╔══

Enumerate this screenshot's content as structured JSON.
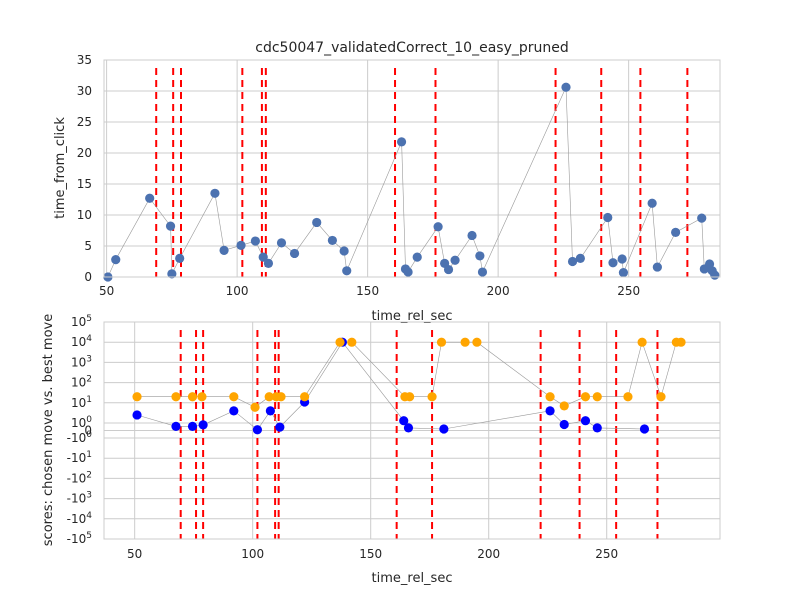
{
  "chart_data": [
    {
      "type": "scatter",
      "title": "cdc50047_validatedCorrect_10_easy_pruned",
      "xlabel": "time_rel_sec",
      "ylabel": "time_from_click",
      "xlim": [
        49,
        285
      ],
      "ylim": [
        0,
        35
      ],
      "xticks": [
        50,
        100,
        150,
        200,
        250
      ],
      "yticks": [
        0,
        5,
        10,
        15,
        20,
        25,
        30,
        35
      ],
      "grid": true,
      "marker_color": "#4c72b0",
      "vlines_color": "#ff0000",
      "vlines": [
        69,
        75.5,
        78.5,
        102,
        109.5,
        111,
        160.5,
        176,
        222,
        239.5,
        254.5,
        272.5
      ],
      "series": [
        {
          "x": [
            50.5,
            53.5,
            66.5,
            74.5,
            75,
            78,
            91.5,
            95,
            101.5,
            107,
            110,
            112,
            117,
            122,
            130.5,
            136.5,
            141,
            142,
            163,
            164.5,
            165.5,
            169,
            177,
            179.5,
            181,
            183.5,
            190,
            193,
            194,
            226,
            228.5,
            231.5,
            242,
            244,
            247.5,
            248,
            259,
            261,
            268,
            278,
            279,
            281,
            282,
            283
          ],
          "y": [
            0,
            2.8,
            12.7,
            8.2,
            0.5,
            3,
            13.5,
            4.3,
            5.1,
            5.8,
            3.2,
            2.2,
            5.5,
            3.8,
            8.8,
            5.9,
            4.2,
            1,
            21.8,
            1.3,
            0.8,
            3.2,
            8.1,
            2.2,
            1.2,
            2.7,
            6.7,
            3.4,
            0.8,
            30.6,
            2.5,
            3,
            9.6,
            2.3,
            2.9,
            0.7,
            11.9,
            1.6,
            7.2,
            9.5,
            1.3,
            2.1,
            1,
            0.3
          ]
        }
      ]
    },
    {
      "type": "scatter",
      "xlabel": "time_rel_sec",
      "ylabel": "scores: chosen move vs. best move",
      "yscale": "symlog",
      "xlim": [
        37,
        298
      ],
      "ylim": [
        -100000,
        100000
      ],
      "xticks": [
        50,
        100,
        150,
        200,
        250
      ],
      "ytick_labels": [
        "10^5",
        "10^4",
        "10^3",
        "10^2",
        "10^1",
        "10^0",
        "0",
        "-10^0",
        "-10^1",
        "-10^2",
        "-10^3",
        "-10^4",
        "-10^5"
      ],
      "grid": true,
      "vlines_color": "#ff0000",
      "vlines": [
        69.5,
        76,
        79,
        102,
        109.5,
        111,
        161,
        176,
        222,
        238.5,
        254,
        271.5
      ],
      "series": [
        {
          "color": "#0000ff",
          "x": [
            51,
            67.5,
            74.5,
            79,
            92,
            102,
            107.5,
            111.5,
            122,
            138,
            164,
            166,
            181,
            226,
            232,
            241,
            246,
            266
          ],
          "y": [
            2.5,
            0.55,
            0.55,
            0.75,
            4,
            0.1,
            4,
            0.45,
            11,
            10000,
            1.3,
            0.35,
            0.2,
            4,
            0.8,
            1.3,
            0.35,
            0.2
          ]
        },
        {
          "color": "#ffa500",
          "x": [
            51,
            67.5,
            74.5,
            78.5,
            92,
            101,
            107,
            110,
            112,
            122,
            137,
            142,
            164.5,
            166.5,
            176,
            180,
            190,
            195,
            226,
            232,
            241,
            246,
            259,
            265,
            273,
            279.5,
            281.5
          ],
          "y": [
            20,
            20,
            20,
            20,
            20,
            6,
            20,
            20,
            20,
            20,
            10000,
            10000,
            20,
            20,
            20,
            10000,
            10000,
            10000,
            20,
            7,
            20,
            20,
            20,
            10000,
            20,
            10000,
            10000
          ]
        }
      ]
    }
  ]
}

╚══

_EXERCISE INSTRUCTIONS_. Exclude the images, then output the data above word for word.

_SOLUTION_.
Enumerate this screenshot's content as structured JSON.
{
  "chart_data": [
    {
      "type": "scatter",
      "title": "cdc50047_validatedCorrect_10_easy_pruned",
      "xlabel": "time_rel_sec",
      "ylabel": "time_from_click",
      "xlim": [
        49,
        285
      ],
      "ylim": [
        0,
        35
      ],
      "xticks": [
        50,
        100,
        150,
        200,
        250
      ],
      "yticks": [
        0,
        5,
        10,
        15,
        20,
        25,
        30,
        35
      ],
      "grid": true,
      "marker_color": "#4c72b0",
      "vlines_color": "#ff0000",
      "vlines": [
        69,
        75.5,
        78.5,
        102,
        109.5,
        111,
        160.5,
        176,
        222,
        239.5,
        254.5,
        272.5
      ],
      "series": [
        {
          "x": [
            50.5,
            53.5,
            66.5,
            74.5,
            75,
            78,
            91.5,
            95,
            101.5,
            107,
            110,
            112,
            117,
            122,
            130.5,
            136.5,
            141,
            142,
            163,
            164.5,
            165.5,
            169,
            177,
            179.5,
            181,
            183.5,
            190,
            193,
            194,
            226,
            228.5,
            231.5,
            242,
            244,
            247.5,
            248,
            259,
            261,
            268,
            278,
            279,
            281,
            282,
            283
          ],
          "y": [
            0,
            2.8,
            12.7,
            8.2,
            0.5,
            3,
            13.5,
            4.3,
            5.1,
            5.8,
            3.2,
            2.2,
            5.5,
            3.8,
            8.8,
            5.9,
            4.2,
            1,
            21.8,
            1.3,
            0.8,
            3.2,
            8.1,
            2.2,
            1.2,
            2.7,
            6.7,
            3.4,
            0.8,
            30.6,
            2.5,
            3,
            9.6,
            2.3,
            2.9,
            0.7,
            11.9,
            1.6,
            7.2,
            9.5,
            1.3,
            2.1,
            1,
            0.3
          ]
        }
      ]
    },
    {
      "type": "scatter",
      "xlabel": "time_rel_sec",
      "ylabel": "scores: chosen move vs. best move",
      "yscale": "symlog",
      "xlim": [
        37,
        298
      ],
      "ylim": [
        -100000,
        100000
      ],
      "xticks": [
        50,
        100,
        150,
        200,
        250
      ],
      "ytick_labels": [
        "10^5",
        "10^4",
        "10^3",
        "10^2",
        "10^1",
        "10^0",
        "0",
        "-10^0",
        "-10^1",
        "-10^2",
        "-10^3",
        "-10^4",
        "-10^5"
      ],
      "grid": true,
      "vlines_color": "#ff0000",
      "vlines": [
        69.5,
        76,
        79,
        102,
        109.5,
        111,
        161,
        176,
        222,
        238.5,
        254,
        271.5
      ],
      "series": [
        {
          "color": "#0000ff",
          "x": [
            51,
            67.5,
            74.5,
            79,
            92,
            102,
            107.5,
            111.5,
            122,
            138,
            164,
            166,
            181,
            226,
            232,
            241,
            246,
            266
          ],
          "y": [
            2.5,
            0.55,
            0.55,
            0.75,
            4,
            0.1,
            4,
            0.45,
            11,
            10000,
            1.3,
            0.35,
            0.2,
            4,
            0.8,
            1.3,
            0.35,
            0.2
          ]
        },
        {
          "color": "#ffa500",
          "x": [
            51,
            67.5,
            74.5,
            78.5,
            92,
            101,
            107,
            110,
            112,
            122,
            137,
            142,
            164.5,
            166.5,
            176,
            180,
            190,
            195,
            226,
            232,
            241,
            246,
            259,
            265,
            273,
            279.5,
            281.5
          ],
          "y": [
            20,
            20,
            20,
            20,
            20,
            6,
            20,
            20,
            20,
            20,
            10000,
            10000,
            20,
            20,
            20,
            10000,
            10000,
            10000,
            20,
            7,
            20,
            20,
            20,
            10000,
            20,
            10000,
            10000
          ]
        }
      ]
    }
  ]
}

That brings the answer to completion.